Work to be completed
Copy these lines without any changes, beginning at the line that contains "- panel-group-color: ◐" and ending with the line that contains "- notes-tool-icon[interactable]: ▤: [4, 522, 44, 544]".

Element boundary records
┄┄┄┄┄┄┄┄┄┄┄┄┄┄┄┄┄┄┄┄
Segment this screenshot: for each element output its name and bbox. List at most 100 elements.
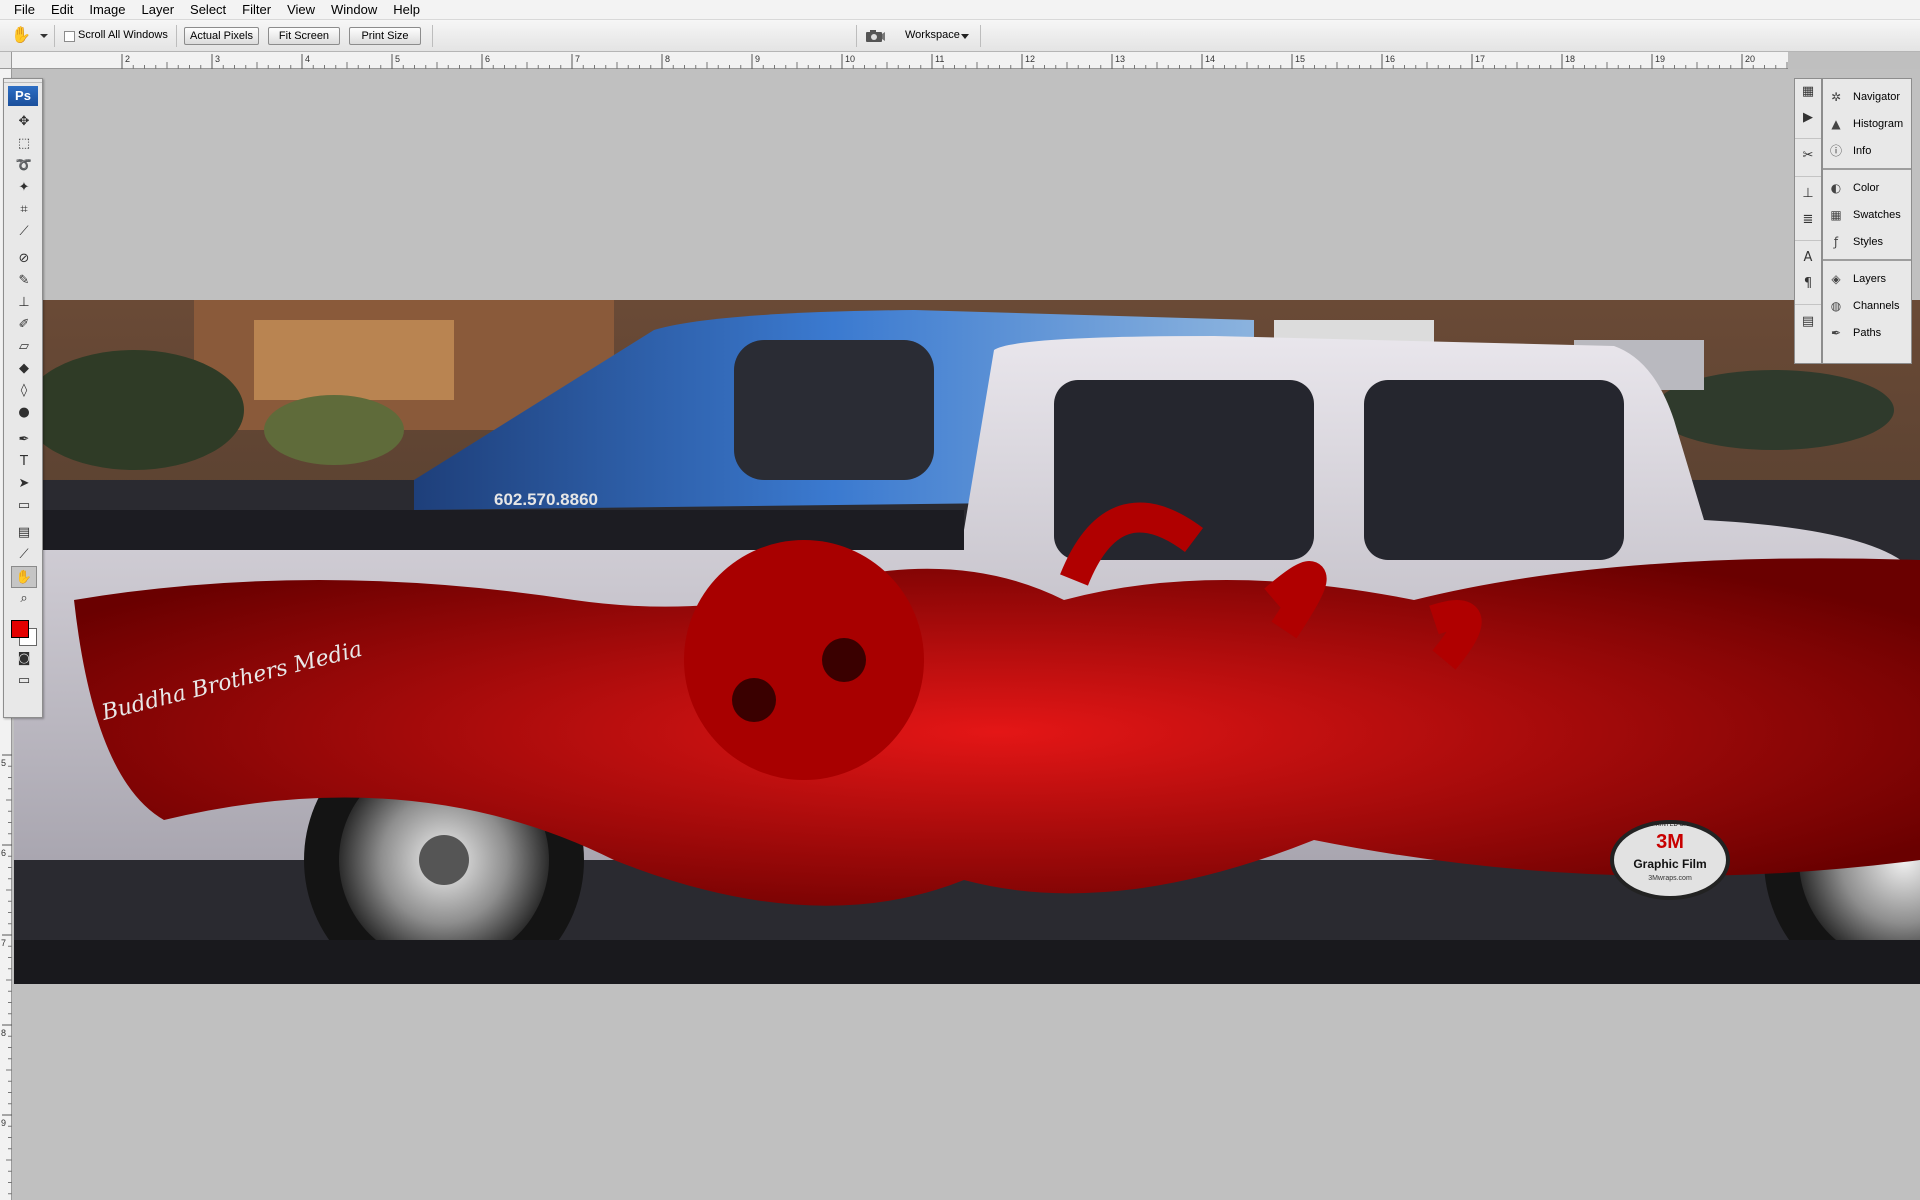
- panel-group-color: ◐ Color ▦ Swatches ƒ Styles: [1823, 170, 1911, 261]
- swatches-icon: ▦: [1830, 207, 1842, 222]
- panel-label: Swatches: [1853, 208, 1901, 221]
- magic-wand-tool-icon[interactable]: ✦: [4, 177, 44, 199]
- blur-tool-icon[interactable]: ◊: [4, 380, 44, 402]
- ruler-tick-label: 17: [1475, 54, 1485, 64]
- options-separator: [856, 25, 857, 47]
- truck-wrap-artwork: 602.570.8860 Buddha Brothers Media PRINT…: [14, 300, 1920, 984]
- paint-bucket-tool-icon[interactable]: ◆: [4, 358, 44, 380]
- type-tool-icon[interactable]: T: [4, 451, 44, 473]
- horizontal-ruler[interactable]: 23456789101112131415161718192021: [12, 52, 1788, 69]
- document-image[interactable]: 602.570.8860 Buddha Brothers Media PRINT…: [14, 300, 1920, 984]
- menu-layer[interactable]: Layer: [134, 0, 183, 20]
- options-separator: [54, 25, 55, 47]
- actual-pixels-button[interactable]: Actual Pixels: [184, 27, 259, 45]
- panel-label: Paths: [1853, 326, 1882, 339]
- ruler-tick-label: 4: [305, 54, 310, 64]
- brush-tool-icon[interactable]: ✎: [4, 270, 44, 292]
- ruler-tick-label: 12: [1025, 54, 1035, 64]
- document-camera-icon[interactable]: [864, 28, 886, 44]
- panel-swatches[interactable]: ▦ Swatches: [1823, 201, 1911, 228]
- panel-label: Channels: [1853, 299, 1900, 312]
- chevron-down-icon[interactable]: [961, 34, 969, 39]
- tool-presets-panel-icon[interactable]: ✂: [1795, 143, 1821, 169]
- styles-icon: ƒ: [1833, 234, 1839, 249]
- healing-brush-tool-icon[interactable]: ⊘: [4, 248, 44, 270]
- panel-histogram[interactable]: ▲ Histogram: [1823, 110, 1911, 137]
- ruler-tick-label: 13: [1115, 54, 1125, 64]
- move-tool-icon[interactable]: ✥: [4, 111, 44, 133]
- ruler-tick-label: 7: [1, 938, 6, 948]
- actions-panel-icon[interactable]: ▶: [1795, 105, 1821, 131]
- panel-layers[interactable]: ◈ Layers: [1823, 265, 1911, 292]
- paths-icon: ✒: [1830, 325, 1842, 340]
- zoom-tool-icon[interactable]: ⌕: [4, 588, 44, 610]
- eraser-tool-icon[interactable]: ▱: [4, 336, 44, 358]
- notes-tool-icon[interactable]: ▤: [4, 522, 44, 544]
- lasso-tool-icon[interactable]: ➰: [4, 155, 44, 177]
- notes-panel-icon[interactable]: ▤: [1795, 309, 1821, 335]
- ruler-tick-label: 6: [1, 848, 6, 858]
- histogram-icon: ▲: [1831, 116, 1841, 131]
- panel-paths[interactable]: ✒ Paths: [1823, 319, 1911, 346]
- brushes-panel-icon[interactable]: ▦: [1795, 79, 1821, 105]
- panel-label: Layers: [1853, 272, 1887, 285]
- tools-panel-grip[interactable]: [4, 79, 42, 83]
- foreground-color-swatch[interactable]: [11, 620, 29, 638]
- photoshop-logo[interactable]: Ps: [8, 86, 38, 106]
- phone-number-text: 602.570.8860: [494, 490, 598, 509]
- menu-select[interactable]: Select: [182, 0, 234, 20]
- panel-label: Histogram: [1853, 117, 1904, 130]
- scroll-all-windows-checkbox[interactable]: [64, 31, 75, 42]
- paragraph-panel-icon[interactable]: ¶: [1795, 271, 1821, 297]
- clone-stamp-tool-icon[interactable]: ⊥: [4, 292, 44, 314]
- marquee-tool-icon[interactable]: ⬚: [4, 133, 44, 155]
- panel-label: Info: [1853, 144, 1872, 157]
- eyedropper-tool-icon[interactable]: ⟋: [4, 544, 44, 566]
- quick-mask-icon[interactable]: ◙: [4, 648, 44, 670]
- panel-dock-icons: ▦ ▶ ✂ ⊥ ≣ A ¶ ▤: [1794, 78, 1822, 364]
- menu-edit[interactable]: Edit: [43, 0, 81, 20]
- hand-tool-icon[interactable]: ✋: [10, 25, 32, 47]
- ruler-tick-label: 18: [1565, 54, 1575, 64]
- history-brush-tool-icon[interactable]: ✐: [4, 314, 44, 336]
- screen-mode-icon[interactable]: ▭: [4, 670, 44, 692]
- layer-comps-panel-icon[interactable]: ≣: [1795, 207, 1821, 233]
- navigator-icon: ✲: [1830, 89, 1842, 104]
- path-selection-tool-icon[interactable]: ➤: [4, 473, 44, 495]
- fit-screen-button[interactable]: Fit Screen: [268, 27, 340, 45]
- panel-navigator[interactable]: ✲ Navigator: [1823, 83, 1911, 110]
- shape-tool-icon[interactable]: ▭: [4, 495, 44, 517]
- pen-tool-icon[interactable]: ✒: [4, 429, 44, 451]
- panel-styles[interactable]: ƒ Styles: [1823, 228, 1911, 255]
- character-panel-icon[interactable]: A: [1795, 245, 1821, 271]
- menu-filter[interactable]: Filter: [234, 0, 279, 20]
- ruler-tick-label: 11: [935, 54, 944, 64]
- clone-source-panel-icon[interactable]: ⊥: [1795, 181, 1821, 207]
- menu-view[interactable]: View: [279, 0, 323, 20]
- menu-help[interactable]: Help: [385, 0, 428, 20]
- panel-list: ✲ Navigator ▲ Histogram ⓘ Info ◐ Color ▦ Swat…: [1822, 78, 1912, 364]
- badge-site-text: 3Mwraps.com: [1648, 875, 1692, 882]
- print-size-button[interactable]: Print Size: [349, 27, 421, 45]
- tool-preset-dropdown[interactable]: [40, 34, 48, 38]
- panel-channels[interactable]: ◍ Channels: [1823, 292, 1911, 319]
- ruler-tick-label: 8: [1, 1028, 6, 1038]
- dodge-tool-icon[interactable]: ●: [4, 402, 44, 424]
- menu-image[interactable]: Image: [81, 0, 133, 20]
- hand-tool-icon[interactable]: ✋: [11, 566, 37, 588]
- panel-info[interactable]: ⓘ Info: [1823, 137, 1911, 164]
- slice-tool-icon[interactable]: ⟋: [4, 221, 44, 243]
- menu-file[interactable]: File: [6, 0, 43, 20]
- ruler-tick-label: 19: [1655, 54, 1665, 64]
- ruler-tick-label: 5: [1, 758, 6, 768]
- ruler-tick-label: 20: [1745, 54, 1755, 64]
- panel-group-layers: ◈ Layers ◍ Channels ✒ Paths: [1823, 261, 1911, 350]
- menu-window[interactable]: Window: [323, 0, 385, 20]
- ruler-tick-label: 8: [665, 54, 670, 64]
- panel-color[interactable]: ◐ Color: [1823, 174, 1911, 201]
- color-icon: ◐: [1830, 180, 1842, 195]
- ruler-origin[interactable]: [0, 52, 12, 69]
- layers-icon: ◈: [1831, 271, 1841, 286]
- workspace-menu[interactable]: Workspace: [905, 29, 960, 41]
- crop-tool-icon[interactable]: ⌗: [4, 199, 44, 221]
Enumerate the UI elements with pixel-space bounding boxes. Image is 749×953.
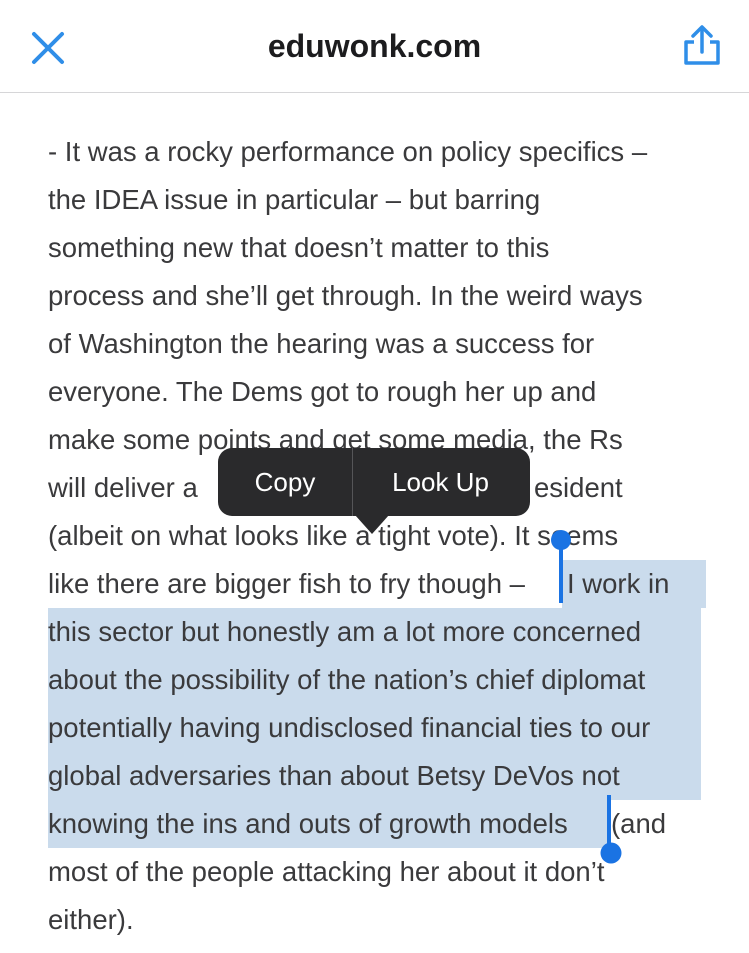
┄┄┄┄┄┄┄┄┄┄┄┄┄┄┄┄┄┄┄┄
In response
- panel-group-color: ◐ Color ▦ Swatches ƒ Styles: [1823, 170, 1911, 261]
- swatches-icon: ▦: [1830, 207, 1842, 222]
- panel-label: Swatches: [1853, 208, 1901, 221]
- magic-wand-tool-icon[interactable]: ✦: [4, 177, 44, 199]
- blur-tool-icon[interactable]: ◊: [4, 380, 44, 402]
- ruler-tick-label: 17: [1475, 54, 1485, 64]
- options-separator: [856, 25, 857, 47]
- truck-wrap-artwork: 602.570.8860 Buddha Brothers Media PRINT…: [14, 300, 1920, 984]
- paint-bucket-tool-icon[interactable]: ◆: [4, 358, 44, 380]
- type-tool-icon[interactable]: T: [4, 451, 44, 473]
- horizontal-ruler[interactable]: 23456789101112131415161718192021: [12, 52, 1788, 69]
- document-image[interactable]: 602.570.8860 Buddha Brothers Media PRINT…: [14, 300, 1920, 984]
- menu-layer[interactable]: Layer: [134, 0, 183, 20]
- options-separator: [54, 25, 55, 47]
- actual-pixels-button[interactable]: Actual Pixels: [184, 27, 259, 45]
- panel-label: Paths: [1853, 326, 1882, 339]
- ruler-tick-label: 4: [305, 54, 310, 64]
- brush-tool-icon[interactable]: ✎: [4, 270, 44, 292]
- ruler-tick-label: 12: [1025, 54, 1035, 64]
- document-camera-icon[interactable]: [864, 28, 886, 44]
- panel-swatches[interactable]: ▦ Swatches: [1823, 201, 1911, 228]
- panel-label: Channels: [1853, 299, 1900, 312]
- chevron-down-icon[interactable]: [961, 34, 969, 39]
- tool-presets-panel-icon[interactable]: ✂: [1795, 143, 1821, 169]
- styles-icon: ƒ: [1833, 234, 1839, 249]
- healing-brush-tool-icon[interactable]: ⊘: [4, 248, 44, 270]
- panel-histogram[interactable]: ▲ Histogram: [1823, 110, 1911, 137]
- ruler-tick-label: 13: [1115, 54, 1125, 64]
- move-tool-icon[interactable]: ✥: [4, 111, 44, 133]
- ruler-tick-label: 7: [1, 938, 6, 948]
- actions-panel-icon[interactable]: ▶: [1795, 105, 1821, 131]
- panel-layers[interactable]: ◈ Layers: [1823, 265, 1911, 292]
- paths-icon: ✒: [1830, 325, 1842, 340]
- zoom-tool-icon[interactable]: ⌕: [4, 588, 44, 610]
- eraser-tool-icon[interactable]: ▱: [4, 336, 44, 358]
- notes-tool-icon[interactable]: ▤: [4, 522, 44, 544]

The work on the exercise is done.